> **EXTRACTED MATERIAL**

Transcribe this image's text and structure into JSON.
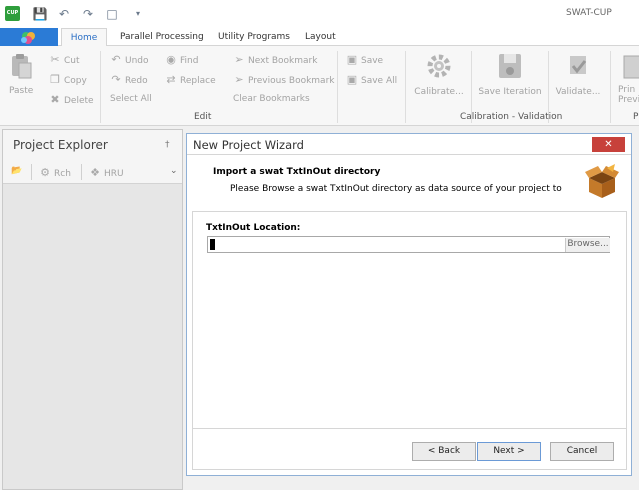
{
  "app": {
    "title": "SWAT-CUP",
    "icon_text": "CUP"
  },
  "quick_access": [
    "save-icon",
    "undo-icon",
    "redo-icon",
    "preview-icon",
    "customize-icon"
  ],
  "ribbon": {
    "tabs": [
      {
        "label": "Home",
        "active": true
      },
      {
        "label": "Parallel Processing"
      },
      {
        "label": "Utility Programs"
      },
      {
        "label": "Layout"
      }
    ],
    "clipboard": {
      "paste": "Paste",
      "cut": "Cut",
      "copy": "Copy",
      "delete": "Delete"
    },
    "edit": {
      "undo": "Undo",
      "redo": "Redo",
      "select_all": "Select All",
      "find": "Find",
      "replace": "Replace",
      "next_bookmark": "Next Bookmark",
      "previous_bookmark": "Previous Bookmark",
      "clear_bookmarks": "Clear Bookmarks",
      "save": "Save",
      "save_all": "Save All",
      "group_label": "Edit"
    },
    "calibration": {
      "calibrate": "Calibrate...",
      "save_iteration": "Save Iteration",
      "validate": "Validate...",
      "group_label": "Calibration - Validation"
    },
    "print": {
      "line1": "Prin",
      "line2": "Previ",
      "group_label_partial": "P"
    }
  },
  "explorer": {
    "title": "Project Explorer",
    "pin": "†",
    "tools": {
      "rch": "Rch",
      "hru": "HRU"
    }
  },
  "wizard": {
    "title": "New Project Wizard",
    "close": "✕",
    "heading": "Import a swat TxtInOut directory",
    "description": "Please Browse a swat TxtInOut directory as data source of your project to",
    "location_label": "TxtInOut Location:",
    "location_value": "",
    "browse": "Browse...",
    "back": "< Back",
    "next": "Next >",
    "cancel": "Cancel"
  },
  "colors": {
    "accent": "#2b7bd6",
    "close": "#c7413b",
    "app_icon": "#2f9e3c"
  }
}
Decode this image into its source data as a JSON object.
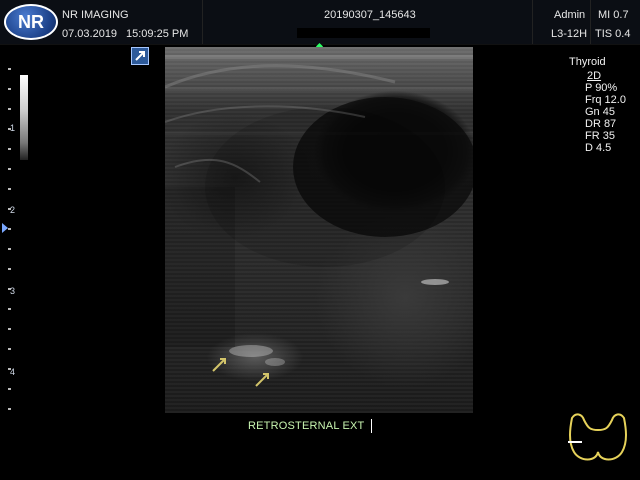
{
  "header": {
    "logo_text": "NR",
    "clinic_name": "NR IMAGING",
    "date": "07.03.2019",
    "time": "15:09:25 PM",
    "study_id": "20190307_145643",
    "user": "Admin",
    "probe": "L3-12H",
    "mi": "MI 0.7",
    "tis": "TIS 0.4"
  },
  "depth_scale": {
    "labels": [
      "1",
      "2",
      "3",
      "4"
    ]
  },
  "right_panel": {
    "preset": "Thyroid",
    "mode": "2D",
    "params": [
      "P 90%",
      "Frq 12.0",
      "Gn 45",
      "DR 87",
      "FR 35",
      "D 4.5"
    ]
  },
  "annotation": {
    "text": "RETROSTERNAL EXT"
  },
  "icons": {
    "orientation": "orientation-icon",
    "arrows": [
      "arrow-marker-icon",
      "arrow-marker-icon"
    ],
    "bodymark": "thyroid-bodymark-icon"
  },
  "colors": {
    "annotation": "#c8f5b0",
    "arrows": "#d2c46a",
    "bodymark": "#e6d25a",
    "header_bg": "#0b0e14",
    "marker_green": "#2aff64"
  }
}
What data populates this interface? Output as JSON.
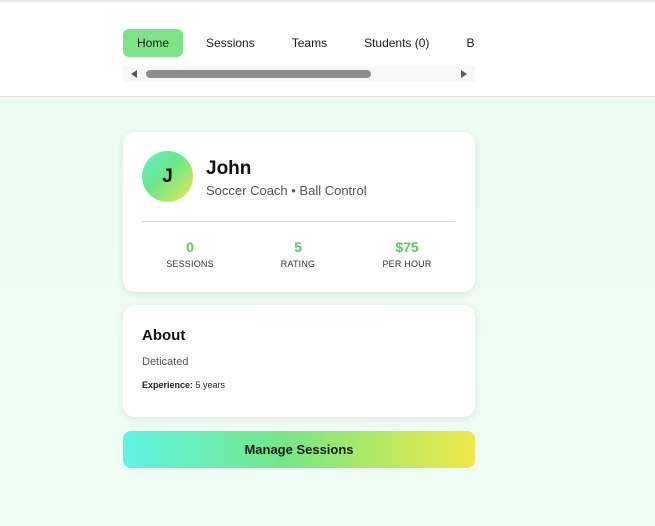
{
  "nav": {
    "tabs": [
      {
        "label": "Home",
        "active": true
      },
      {
        "label": "Sessions",
        "active": false
      },
      {
        "label": "Teams",
        "active": false
      },
      {
        "label": "Students (0)",
        "active": false
      },
      {
        "label": "Book",
        "active": false
      }
    ]
  },
  "profile": {
    "initial": "J",
    "name": "John",
    "subtitle": "Soccer Coach • Ball Control",
    "stats": [
      {
        "value": "0",
        "label": "SESSIONS"
      },
      {
        "value": "5",
        "label": "RATING"
      },
      {
        "value": "$75",
        "label": "PER HOUR"
      }
    ]
  },
  "about": {
    "title": "About",
    "text": "Deticated",
    "experience_label": "Experience:",
    "experience_value": "5 years"
  },
  "actions": {
    "manage_label": "Manage Sessions"
  },
  "colors": {
    "accent_green": "#7ee387",
    "stat_green": "#5cc466",
    "page_background": "#eafaf1"
  }
}
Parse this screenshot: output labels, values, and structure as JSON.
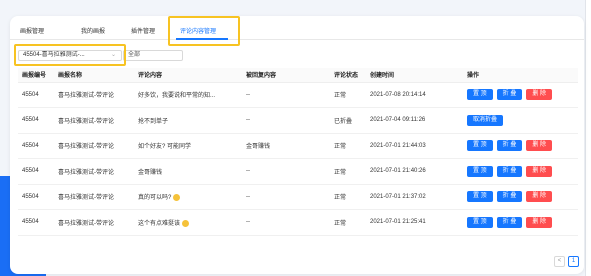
{
  "tabs": [
    {
      "label": "画报管理",
      "active": false
    },
    {
      "label": "我的画报",
      "active": false
    },
    {
      "label": "插件管理",
      "active": false
    },
    {
      "label": "评论内容管理",
      "active": true
    }
  ],
  "filters": {
    "poster_select_value": "45504-喜马拉雅测试-...",
    "status_select_value": "全部"
  },
  "table": {
    "headers": [
      "画报编号",
      "画报名称",
      "评论内容",
      "被回复内容",
      "评论状态",
      "创建时间",
      "操作"
    ],
    "rows": [
      {
        "id": "45504",
        "name": "喜马拉雅测试-带评论",
        "content": "好多饮，我要说和平常的知...",
        "reply": "--",
        "status": "正常",
        "time": "2021-07-08 20:14:14",
        "actions": [
          "置 顶",
          "折 叠",
          "删 除"
        ],
        "emoji": false
      },
      {
        "id": "45504",
        "name": "喜马拉雅测试-带评论",
        "content": "抢不到单子",
        "reply": "--",
        "status": "已折叠",
        "time": "2021-07-04 09:11:26",
        "actions": [
          "取消折叠"
        ],
        "emoji": false
      },
      {
        "id": "45504",
        "name": "喜马拉雅测试-带评论",
        "content": "如个好友? 可能同学",
        "reply": "金哥赚钱",
        "status": "正常",
        "time": "2021-07-01 21:44:03",
        "actions": [
          "置 顶",
          "折 叠",
          "删 除"
        ],
        "emoji": false
      },
      {
        "id": "45504",
        "name": "喜马拉雅测试-带评论",
        "content": "金哥赚钱",
        "reply": "--",
        "status": "正常",
        "time": "2021-07-01 21:40:26",
        "actions": [
          "置 顶",
          "折 叠",
          "删 除"
        ],
        "emoji": false
      },
      {
        "id": "45504",
        "name": "喜马拉雅测试-带评论",
        "content": "真的可以吗?",
        "reply": "--",
        "status": "正常",
        "time": "2021-07-01 21:37:02",
        "actions": [
          "置 顶",
          "折 叠",
          "删 除"
        ],
        "emoji": true
      },
      {
        "id": "45504",
        "name": "喜马拉雅测试-带评论",
        "content": "这个有点难挺该",
        "reply": "--",
        "status": "正常",
        "time": "2021-07-01 21:25:41",
        "actions": [
          "置 顶",
          "折 叠",
          "删 除"
        ],
        "emoji": true
      }
    ]
  },
  "pagination": {
    "prev": "<",
    "current": "1"
  },
  "colors": {
    "accent": "#1677ff",
    "danger": "#ff4d4f",
    "highlight": "#f7c322",
    "deco": "#1a6ef5"
  }
}
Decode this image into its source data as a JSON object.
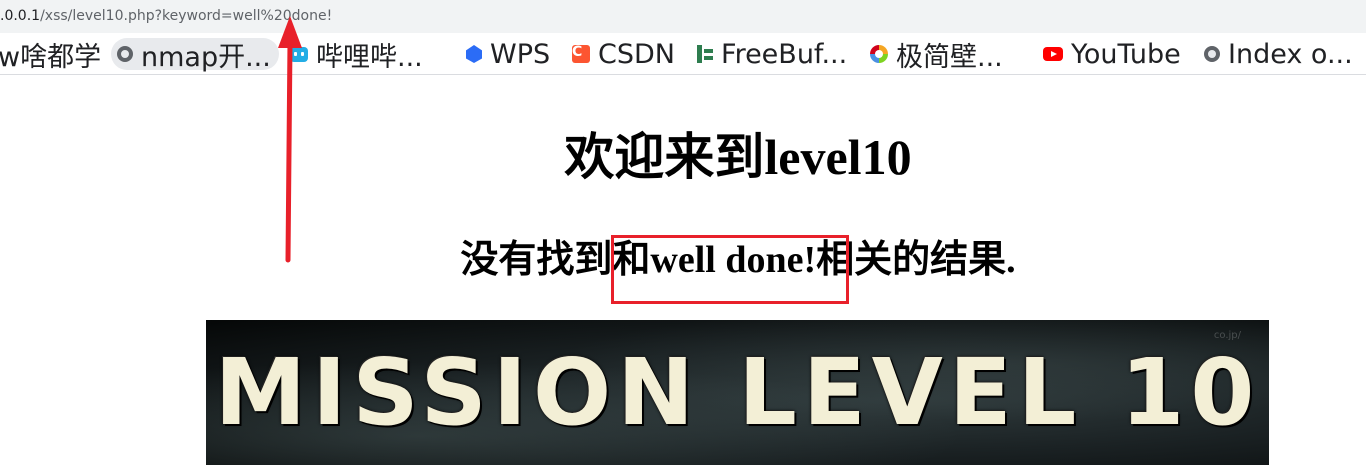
{
  "address_bar": {
    "host": ".0.0.1",
    "path": "/xss/level10.php?keyword=well%20done!"
  },
  "bookmarks": [
    {
      "label": "w啥都学",
      "icon": ""
    },
    {
      "label": "nmap开...",
      "icon": "globe-icon"
    },
    {
      "label": "哔哩哔...",
      "icon": "bilibili-icon"
    },
    {
      "label": "WPS",
      "icon": "wps-icon"
    },
    {
      "label": "CSDN",
      "icon": "csdn-icon",
      "icon_text": "C"
    },
    {
      "label": "FreeBuf...",
      "icon": "freebuf-icon"
    },
    {
      "label": "极简壁...",
      "icon": "jijian-icon"
    },
    {
      "label": "YouTube",
      "icon": "youtube-icon"
    },
    {
      "label": "Index o...",
      "icon": "globe-icon"
    }
  ],
  "page": {
    "heading": "欢迎来到level10",
    "result_prefix": "没有找到和",
    "result_keyword": "well done!",
    "result_suffix": "相关的结果.",
    "banner": {
      "title": "MISSION LEVEL 10",
      "watermark": "co.jp/"
    }
  },
  "annotation": {
    "color": "#e8202a"
  }
}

> **PROBLEM DESCRIPTION**
All of the data above should be transcribed verbatim, with pictures omitted.

> **OUTPUT OF THE EXERCISE**
Transcribe this image's text and structure into JSON.
{
  "app": {
    "title": "SWAT-CUP",
    "icon_text": "CUP"
  },
  "quick_access": [
    "save-icon",
    "undo-icon",
    "redo-icon",
    "preview-icon",
    "customize-icon"
  ],
  "ribbon": {
    "tabs": [
      {
        "label": "Home",
        "active": true
      },
      {
        "label": "Parallel Processing"
      },
      {
        "label": "Utility Programs"
      },
      {
        "label": "Layout"
      }
    ],
    "clipboard": {
      "paste": "Paste",
      "cut": "Cut",
      "copy": "Copy",
      "delete": "Delete"
    },
    "edit": {
      "undo": "Undo",
      "redo": "Redo",
      "select_all": "Select All",
      "find": "Find",
      "replace": "Replace",
      "next_bookmark": "Next Bookmark",
      "previous_bookmark": "Previous Bookmark",
      "clear_bookmarks": "Clear Bookmarks",
      "save": "Save",
      "save_all": "Save All",
      "group_label": "Edit"
    },
    "calibration": {
      "calibrate": "Calibrate...",
      "save_iteration": "Save Iteration",
      "validate": "Validate...",
      "group_label": "Calibration - Validation"
    },
    "print": {
      "line1": "Prin",
      "line2": "Previ",
      "group_label_partial": "P"
    }
  },
  "explorer": {
    "title": "Project Explorer",
    "pin": "†",
    "tools": {
      "rch": "Rch",
      "hru": "HRU"
    }
  },
  "wizard": {
    "title": "New Project Wizard",
    "close": "✕",
    "heading": "Import a swat TxtInOut directory",
    "description": "Please Browse a swat TxtInOut directory as data source of your project to",
    "location_label": "TxtInOut Location:",
    "location_value": "",
    "browse": "Browse...",
    "back": "< Back",
    "next": "Next >",
    "cancel": "Cancel"
  },
  "colors": {
    "accent": "#2b7bd6",
    "close": "#c7413b",
    "app_icon": "#2f9e3c"
  }
}
Decode this image into its source data as a JSON object.
{
  "header": {
    "logo_text": "NR",
    "clinic_name": "NR IMAGING",
    "date": "07.03.2019",
    "time": "15:09:25 PM",
    "study_id": "20190307_145643",
    "user": "Admin",
    "probe": "L3-12H",
    "mi": "MI 0.7",
    "tis": "TIS 0.4"
  },
  "depth_scale": {
    "labels": [
      "1",
      "2",
      "3",
      "4"
    ]
  },
  "right_panel": {
    "preset": "Thyroid",
    "mode": "2D",
    "params": [
      "P 90%",
      "Frq 12.0",
      "Gn 45",
      "DR 87",
      "FR 35",
      "D 4.5"
    ]
  },
  "annotation": {
    "text": "RETROSTERNAL EXT"
  },
  "icons": {
    "orientation": "orientation-icon",
    "arrows": [
      "arrow-marker-icon",
      "arrow-marker-icon"
    ],
    "bodymark": "thyroid-bodymark-icon"
  },
  "colors": {
    "annotation": "#c8f5b0",
    "arrows": "#d2c46a",
    "bodymark": "#e6d25a",
    "header_bg": "#0b0e14",
    "marker_green": "#2aff64"
  }
}
What data populates this interface? Output as JSON.
{
  "nav": {
    "tabs": [
      {
        "label": "Home",
        "active": true
      },
      {
        "label": "Sessions",
        "active": false
      },
      {
        "label": "Teams",
        "active": false
      },
      {
        "label": "Students (0)",
        "active": false
      },
      {
        "label": "Book",
        "active": false
      }
    ]
  },
  "profile": {
    "initial": "J",
    "name": "John",
    "subtitle": "Soccer Coach • Ball Control",
    "stats": [
      {
        "value": "0",
        "label": "SESSIONS"
      },
      {
        "value": "5",
        "label": "RATING"
      },
      {
        "value": "$75",
        "label": "PER HOUR"
      }
    ]
  },
  "about": {
    "title": "About",
    "text": "Deticated",
    "experience_label": "Experience:",
    "experience_value": "5 years"
  },
  "actions": {
    "manage_label": "Manage Sessions"
  },
  "colors": {
    "accent_green": "#7ee387",
    "stat_green": "#5cc466",
    "page_background": "#eafaf1"
  }
}
Parse this screenshot: output labels, values, and structure as JSON.
{
  "tabs": [
    {
      "label": "画报管理",
      "active": false
    },
    {
      "label": "我的画报",
      "active": false
    },
    {
      "label": "插件管理",
      "active": false
    },
    {
      "label": "评论内容管理",
      "active": true
    }
  ],
  "filters": {
    "poster_select_value": "45504-喜马拉雅测试-...",
    "status_select_value": "全部"
  },
  "table": {
    "headers": [
      "画报编号",
      "画报名称",
      "评论内容",
      "被回复内容",
      "评论状态",
      "创建时间",
      "操作"
    ],
    "rows": [
      {
        "id": "45504",
        "name": "喜马拉雅测试-带评论",
        "content": "好多饮，我要说和平常的知...",
        "reply": "--",
        "status": "正常",
        "time": "2021-07-08 20:14:14",
        "actions": [
          "置 顶",
          "折 叠",
          "删 除"
        ],
        "emoji": false
      },
      {
        "id": "45504",
        "name": "喜马拉雅测试-带评论",
        "content": "抢不到单子",
        "reply": "--",
        "status": "已折叠",
        "time": "2021-07-04 09:11:26",
        "actions": [
          "取消折叠"
        ],
        "emoji": false
      },
      {
        "id": "45504",
        "name": "喜马拉雅测试-带评论",
        "content": "如个好友? 可能同学",
        "reply": "金哥赚钱",
        "status": "正常",
        "time": "2021-07-01 21:44:03",
        "actions": [
          "置 顶",
          "折 叠",
          "删 除"
        ],
        "emoji": false
      },
      {
        "id": "45504",
        "name": "喜马拉雅测试-带评论",
        "content": "金哥赚钱",
        "reply": "--",
        "status": "正常",
        "time": "2021-07-01 21:40:26",
        "actions": [
          "置 顶",
          "折 叠",
          "删 除"
        ],
        "emoji": false
      },
      {
        "id": "45504",
        "name": "喜马拉雅测试-带评论",
        "content": "真的可以吗?",
        "reply": "--",
        "status": "正常",
        "time": "2021-07-01 21:37:02",
        "actions": [
          "置 顶",
          "折 叠",
          "删 除"
        ],
        "emoji": true
      },
      {
        "id": "45504",
        "name": "喜马拉雅测试-带评论",
        "content": "这个有点难挺该",
        "reply": "--",
        "status": "正常",
        "time": "2021-07-01 21:25:41",
        "actions": [
          "置 顶",
          "折 叠",
          "删 除"
        ],
        "emoji": true
      }
    ]
  },
  "pagination": {
    "prev": "<",
    "current": "1"
  },
  "colors": {
    "accent": "#1677ff",
    "danger": "#ff4d4f",
    "highlight": "#f7c322",
    "deco": "#1a6ef5"
  }
}
Decode this image into its source data as a JSON object.
{
  "address_bar": {
    "host": ".0.0.1",
    "path": "/xss/level10.php?keyword=well%20done!"
  },
  "bookmarks": [
    {
      "label": "w啥都学",
      "icon": ""
    },
    {
      "label": "nmap开...",
      "icon": "globe-icon"
    },
    {
      "label": "哔哩哔...",
      "icon": "bilibili-icon"
    },
    {
      "label": "WPS",
      "icon": "wps-icon"
    },
    {
      "label": "CSDN",
      "icon": "csdn-icon",
      "icon_text": "C"
    },
    {
      "label": "FreeBuf...",
      "icon": "freebuf-icon"
    },
    {
      "label": "极简壁...",
      "icon": "jijian-icon"
    },
    {
      "label": "YouTube",
      "icon": "youtube-icon"
    },
    {
      "label": "Index o...",
      "icon": "globe-icon"
    }
  ],
  "page": {
    "heading": "欢迎来到level10",
    "result_prefix": "没有找到和",
    "result_keyword": "well done!",
    "result_suffix": "相关的结果.",
    "banner": {
      "title": "MISSION LEVEL 10",
      "watermark": "co.jp/"
    }
  },
  "annotation": {
    "color": "#e8202a"
  }
}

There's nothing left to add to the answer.